• What is being asked:
Below are entries to be transcribed exactly; exclude the pictures from the copy.

(Stored records)
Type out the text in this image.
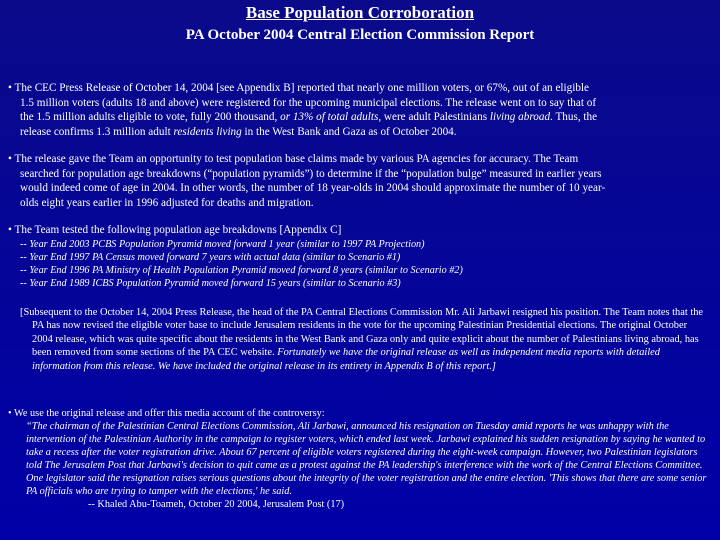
Base Population Corroboration
PA October 2004 Central Election Commission Report
• The CEC Press Release of October 14, 2004 [see Appendix B] reported that nearly one million voters, or 67%, out of an eligible
1.5 million voters (adults 18 and above) were registered for the upcoming municipal elections. The release went on to say that of
the 1.5 million adults eligible to vote, fully 200 thousand, or 13% of total adults, were adult Palestinians living abroad. Thus, the
release confirms 1.3 million adult residents living in the West Bank and Gaza as of October 2004.
• The release gave the Team an opportunity to test population base claims made by various PA agencies for accuracy. The Team
searched for population age breakdowns (“population pyramids”) to determine if the “population bulge” measured in earlier years
would indeed come of age in 2004. In other words, the number of 18 year-olds in 2004 should approximate the number of 10 year-
olds eight years earlier in 1996 adjusted for deaths and migration.
• The Team tested the following population age breakdowns [Appendix C]
-- Year End 2003 PCBS Population Pyramid moved forward 1 year (similar to 1997 PA Projection)
-- Year End 1997 PA Census moved forward 7 years with actual data (similar to Scenario #1)
-- Year End 1996 PA Ministry of Health Population Pyramid moved forward 8 years (similar to Scenario #2)
-- Year End 1989 ICBS Population Pyramid moved forward 15 years (similar to Scenario #3)
[Subsequent to the October 14, 2004 Press Release, the head of the PA Central Elections Commission Mr. Ali Jarbawi resigned his position. The Team notes that the PA has now revised the eligible voter base to include Jerusalem residents in the vote for the upcoming Palestinian Presidential elections. The original October 2004 release, which was quite specific about the residents in the West Bank and Gaza only and quite explicit about the number of Palestinians living abroad, has been removed from some sections of the PA CEC website. Fortunately we have the original release as well as independent media reports with detailed information from this release. We have included the original release in its entirety in Appendix B of this report.]
• We use the original release and offer this media account of the controversy:
“The chairman of the Palestinian Central Elections Commission, Ali Jarbawi, announced his resignation on Tuesday amid reports he was unhappy with the intervention of the Palestinian Authority in the campaign to register voters, which ended last week. Jarbawi explained his sudden resignation by saying he wanted to take a recess after the voter registration drive. About 67 percent of eligible voters registered during the eight-week campaign. However, two Palestinian legislators told The Jerusalem Post that Jarbawi's decision to quit came as a protest against the PA leadership's interference with the work of the Central Elections Committee. One legislator said the resignation raises serious questions about the integrity of the voter registration and the entire election. 'This shows that there are some senior PA officials who are trying to tamper with the elections,' he said.
-- Khaled Abu-Toameh, October 20 2004, Jerusalem Post (17)
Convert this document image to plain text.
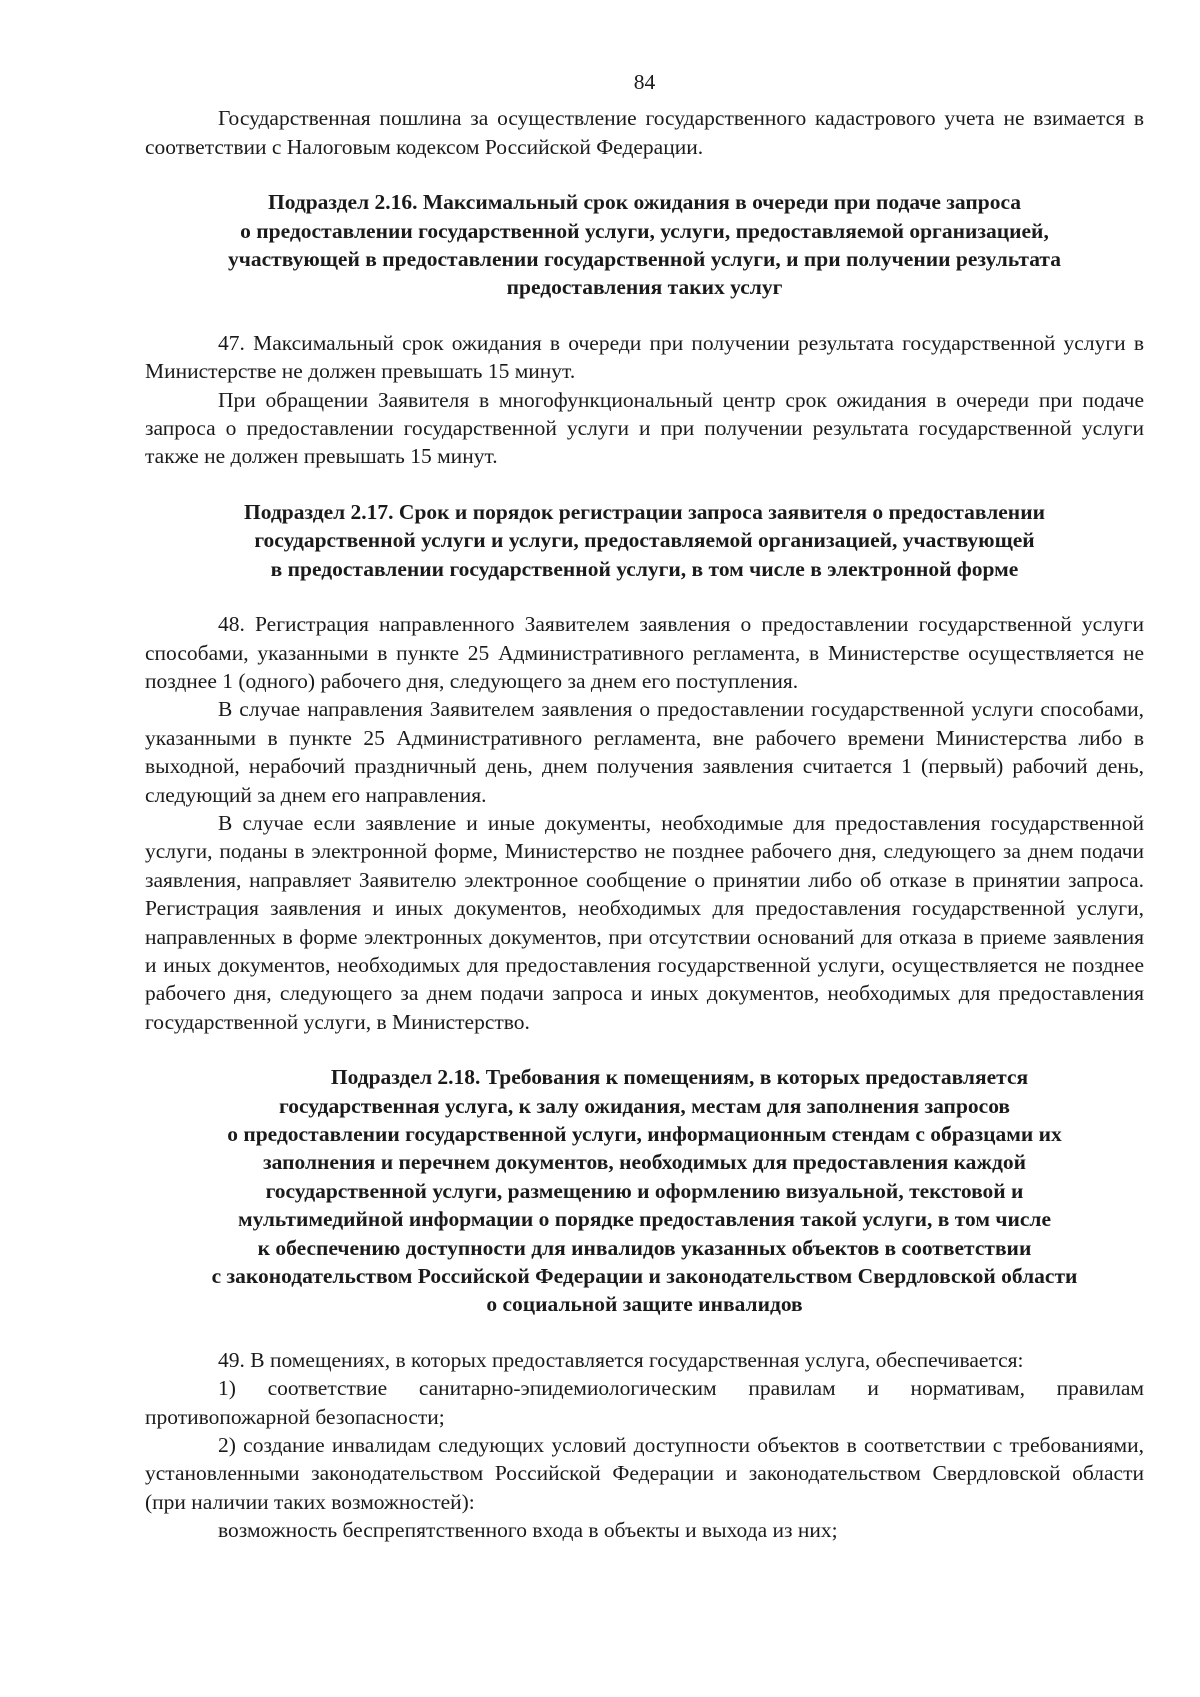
84

Государственная пошлина за осуществление государственного кадастрового учета не взимается в соответствии с Налоговым кодексом Российской Федерации.

Подраздел 2.16. Максимальный срок ожидания в очереди при подаче запроса
о предоставлении государственной услуги, услуги, предоставляемой организацией,
участвующей в предоставлении государственной услуги, и при получении результата
предоставления таких услуг

47. Максимальный срок ожидания в очереди при получении результата государственной услуги в Министерстве не должен превышать 15 минут.

При обращении Заявителя в многофункциональный центр срок ожидания в очереди при подаче запроса о предоставлении государственной услуги и при получении результата государственной услуги также не должен превышать 15 минут.

Подраздел 2.17. Срок и порядок регистрации запроса заявителя о предоставлении
государственной услуги и услуги, предоставляемой организацией, участвующей
в предоставлении государственной услуги, в том числе в электронной форме

48. Регистрация направленного Заявителем заявления о предоставлении государственной услуги способами, указанными в пункте 25 Административного регламента, в Министерстве осуществляется не позднее 1 (одного) рабочего дня, следующего за днем его поступления.

В случае направления Заявителем заявления о предоставлении государственной услуги способами, указанными в пункте 25 Административного регламента, вне рабочего времени Министерства либо в выходной, нерабочий праздничный день, днем получения заявления считается 1 (первый) рабочий день, следующий за днем его направления.

В случае если заявление и иные документы, необходимые для предоставления государственной услуги, поданы в электронной форме, Министерство не позднее рабочего дня, следующего за днем подачи заявления, направляет Заявителю электронное сообщение о принятии либо об отказе в принятии запроса. Регистрация заявления и иных документов, необходимых для предоставления государственной услуги, направленных в форме электронных документов, при отсутствии оснований для отказа в приеме заявления и иных документов, необходимых для предоставления государственной услуги, осуществляется не позднее рабочего дня, следующего за днем подачи запроса и иных документов, необходимых для предоставления государственной услуги, в Министерство.

Подраздел 2.18. Требования к помещениям, в которых предоставляется
государственная услуга, к залу ожидания, местам для заполнения запросов
о предоставлении государственной услуги, информационным стендам с образцами их
заполнения и перечнем документов, необходимых для предоставления каждой
государственной услуги, размещению и оформлению визуальной, текстовой и
мультимедийной информации о порядке предоставления такой услуги, в том числе
к обеспечению доступности для инвалидов указанных объектов в соответствии
с законодательством Российской Федерации и законодательством Свердловской области
о социальной защите инвалидов

49. В помещениях, в которых предоставляется государственная услуга, обеспечивается:

1) соответствие санитарно-эпидемиологическим правилам и нормативам, правилам противопожарной безопасности;

2) создание инвалидам следующих условий доступности объектов в соответствии с требованиями, установленными законодательством Российской Федерации и законодательством Свердловской области (при наличии таких возможностей):

возможность беспрепятственного входа в объекты и выхода из них;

• Exercise response:
Type out the text in this image.
Base Population Corroboration
PA October 2004 Central Election Commission Report
• The CEC Press Release of October 14, 2004 [see Appendix B] reported that nearly one million voters, or 67%, out of an eligible
1.5 million voters (adults 18 and above) were registered for the upcoming municipal elections. The release went on to say that of
the 1.5 million adults eligible to vote, fully 200 thousand, or 13% of total adults, were adult Palestinians living abroad. Thus, the
release confirms 1.3 million adult residents living in the West Bank and Gaza as of October 2004.
• The release gave the Team an opportunity to test population base claims made by various PA agencies for accuracy. The Team
searched for population age breakdowns (“population pyramids”) to determine if the “population bulge” measured in earlier years
would indeed come of age in 2004. In other words, the number of 18 year-olds in 2004 should approximate the number of 10 year-
olds eight years earlier in 1996 adjusted for deaths and migration.
• The Team tested the following population age breakdowns [Appendix C]
-- Year End 2003 PCBS Population Pyramid moved forward 1 year (similar to 1997 PA Projection)
-- Year End 1997 PA Census moved forward 7 years with actual data (similar to Scenario #1)
-- Year End 1996 PA Ministry of Health Population Pyramid moved forward 8 years (similar to Scenario #2)
-- Year End 1989 ICBS Population Pyramid moved forward 15 years (similar to Scenario #3)
[Subsequent to the October 14, 2004 Press Release, the head of the PA Central Elections Commission Mr. Ali Jarbawi resigned his position. The Team notes that the PA has now revised the eligible voter base to include Jerusalem residents in the vote for the upcoming Palestinian Presidential elections. The original October 2004 release, which was quite specific about the residents in the West Bank and Gaza only and quite explicit about the number of Palestinians living abroad, has been removed from some sections of the PA CEC website. Fortunately we have the original release as well as independent media reports with detailed information from this release. We have included the original release in its entirety in Appendix B of this report.]
• We use the original release and offer this media account of the controversy:
“The chairman of the Palestinian Central Elections Commission, Ali Jarbawi, announced his resignation on Tuesday amid reports he was unhappy with the intervention of the Palestinian Authority in the campaign to register voters, which ended last week. Jarbawi explained his sudden resignation by saying he wanted to take a recess after the voter registration drive. About 67 percent of eligible voters registered during the eight-week campaign. However, two Palestinian legislators told The Jerusalem Post that Jarbawi's decision to quit came as a protest against the PA leadership's interference with the work of the Central Elections Committee. One legislator said the resignation raises serious questions about the integrity of the voter registration and the entire election. 'This shows that there are some senior PA officials who are trying to tamper with the elections,' he said.
-- Khaled Abu-Toameh, October 20 2004, Jerusalem Post (17)
Convert this document image to plain text.
84

Государственная пошлина за осуществление государственного кадастрового учета не взимается в соответствии с Налоговым кодексом Российской Федерации.

Подраздел 2.16. Максимальный срок ожидания в очереди при подаче запроса
о предоставлении государственной услуги, услуги, предоставляемой организацией,
участвующей в предоставлении государственной услуги, и при получении результата
предоставления таких услуг

47. Максимальный срок ожидания в очереди при получении результата государственной услуги в Министерстве не должен превышать 15 минут.

При обращении Заявителя в многофункциональный центр срок ожидания в очереди при подаче запроса о предоставлении государственной услуги и при получении результата государственной услуги также не должен превышать 15 минут.

Подраздел 2.17. Срок и порядок регистрации запроса заявителя о предоставлении
государственной услуги и услуги, предоставляемой организацией, участвующей
в предоставлении государственной услуги, в том числе в электронной форме

48. Регистрация направленного Заявителем заявления о предоставлении государственной услуги способами, указанными в пункте 25 Административного регламента, в Министерстве осуществляется не позднее 1 (одного) рабочего дня, следующего за днем его поступления.

В случае направления Заявителем заявления о предоставлении государственной услуги способами, указанными в пункте 25 Административного регламента, вне рабочего времени Министерства либо в выходной, нерабочий праздничный день, днем получения заявления считается 1 (первый) рабочий день, следующий за днем его направления.

В случае если заявление и иные документы, необходимые для предоставления государственной услуги, поданы в электронной форме, Министерство не позднее рабочего дня, следующего за днем подачи заявления, направляет Заявителю электронное сообщение о принятии либо об отказе в принятии запроса. Регистрация заявления и иных документов, необходимых для предоставления государственной услуги, направленных в форме электронных документов, при отсутствии оснований для отказа в приеме заявления и иных документов, необходимых для предоставления государственной услуги, осуществляется не позднее рабочего дня, следующего за днем подачи запроса и иных документов, необходимых для предоставления государственной услуги, в Министерство.

Подраздел 2.18. Требования к помещениям, в которых предоставляется
государственная услуга, к залу ожидания, местам для заполнения запросов
о предоставлении государственной услуги, информационным стендам с образцами их
заполнения и перечнем документов, необходимых для предоставления каждой
государственной услуги, размещению и оформлению визуальной, текстовой и
мультимедийной информации о порядке предоставления такой услуги, в том числе
к обеспечению доступности для инвалидов указанных объектов в соответствии
с законодательством Российской Федерации и законодательством Свердловской области
о социальной защите инвалидов

49. В помещениях, в которых предоставляется государственная услуга, обеспечивается:

1) соответствие санитарно-эпидемиологическим правилам и нормативам, правилам противопожарной безопасности;

2) создание инвалидам следующих условий доступности объектов в соответствии с требованиями, установленными законодательством Российской Федерации и законодательством Свердловской области (при наличии таких возможностей):

возможность беспрепятственного входа в объекты и выхода из них;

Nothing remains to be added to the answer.